### Job
Count every line that includes the string "this" in the entries that follow. Nothing besides the number is needed.

[Collected data entries]
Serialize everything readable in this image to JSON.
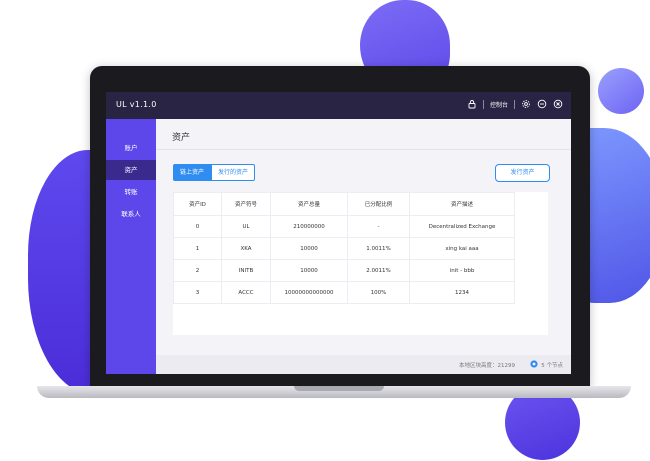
{
  "app": {
    "title": "UL  v1.1.0"
  },
  "titlebar": {
    "console_label": "控制台"
  },
  "sidebar": {
    "items": [
      {
        "label": "账户"
      },
      {
        "label": "资产"
      },
      {
        "label": "转账"
      },
      {
        "label": "联系人"
      }
    ],
    "active_index": 1
  },
  "main": {
    "title": "资产",
    "tabs": [
      {
        "label": "链上资产"
      },
      {
        "label": "发行的资产"
      }
    ],
    "issue_button": "发行资产"
  },
  "table": {
    "headers": [
      "资产ID",
      "资产符号",
      "资产总量",
      "已分配比例",
      "资产描述"
    ],
    "rows": [
      [
        "0",
        "UL",
        "210000000",
        "-",
        "Decentralized Exchange"
      ],
      [
        "1",
        "XKA",
        "10000",
        "1.0011%",
        "xing kai aaa"
      ],
      [
        "2",
        "INITB",
        "10000",
        "2.0011%",
        "init - bbb"
      ],
      [
        "3",
        "ACCC",
        "10000000000000",
        "100%",
        "1234"
      ]
    ]
  },
  "status": {
    "block_height": "本地区块高度：21299",
    "nodes": "5 个节点"
  },
  "colors": {
    "accent": "#2f8cf0",
    "sidebar": "#5d47ea",
    "titlebar": "#2a2444"
  }
}
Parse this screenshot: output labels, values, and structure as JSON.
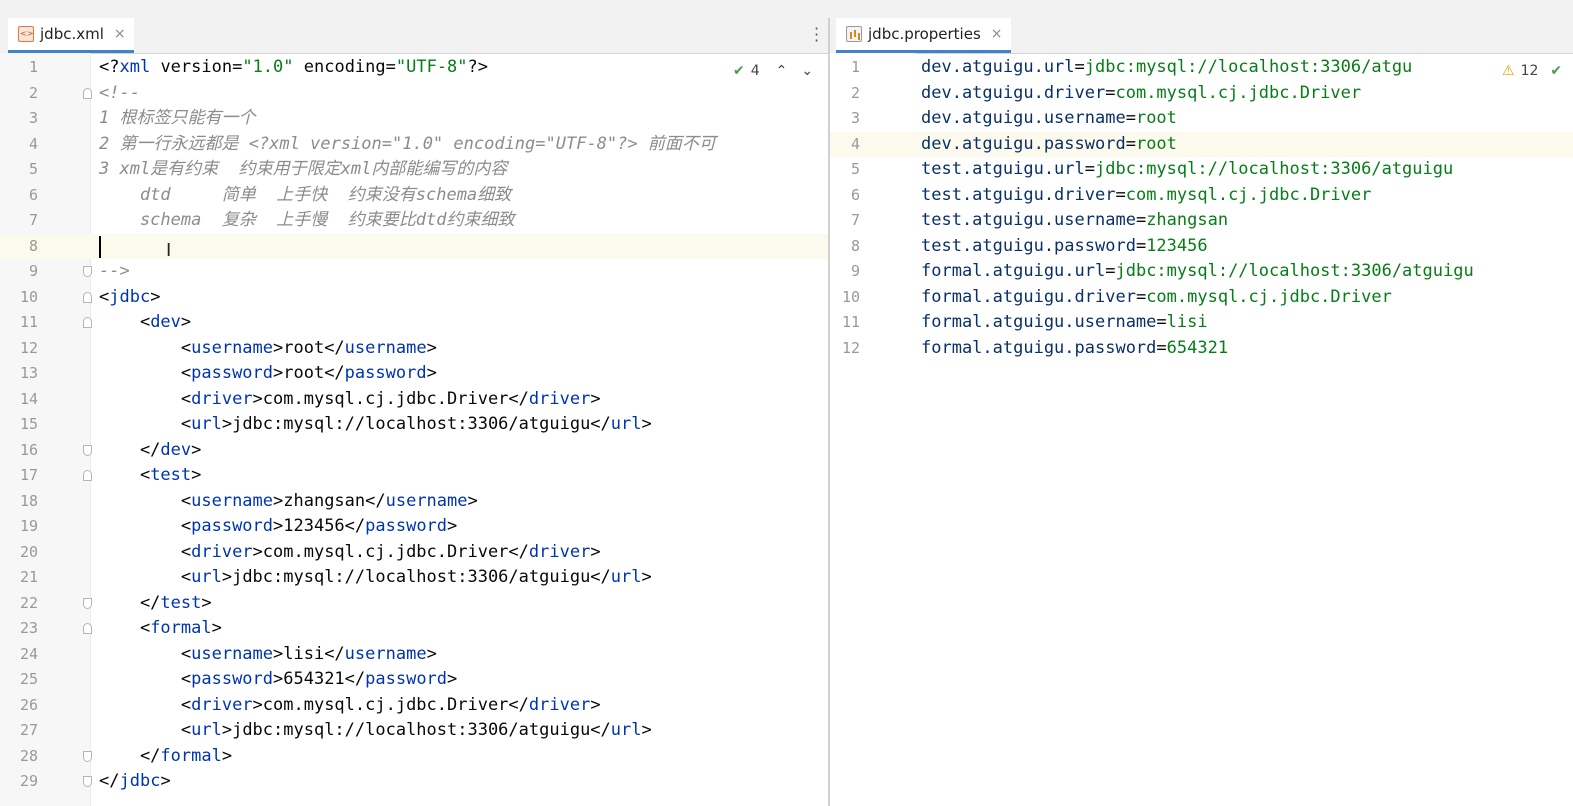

### Final answer
2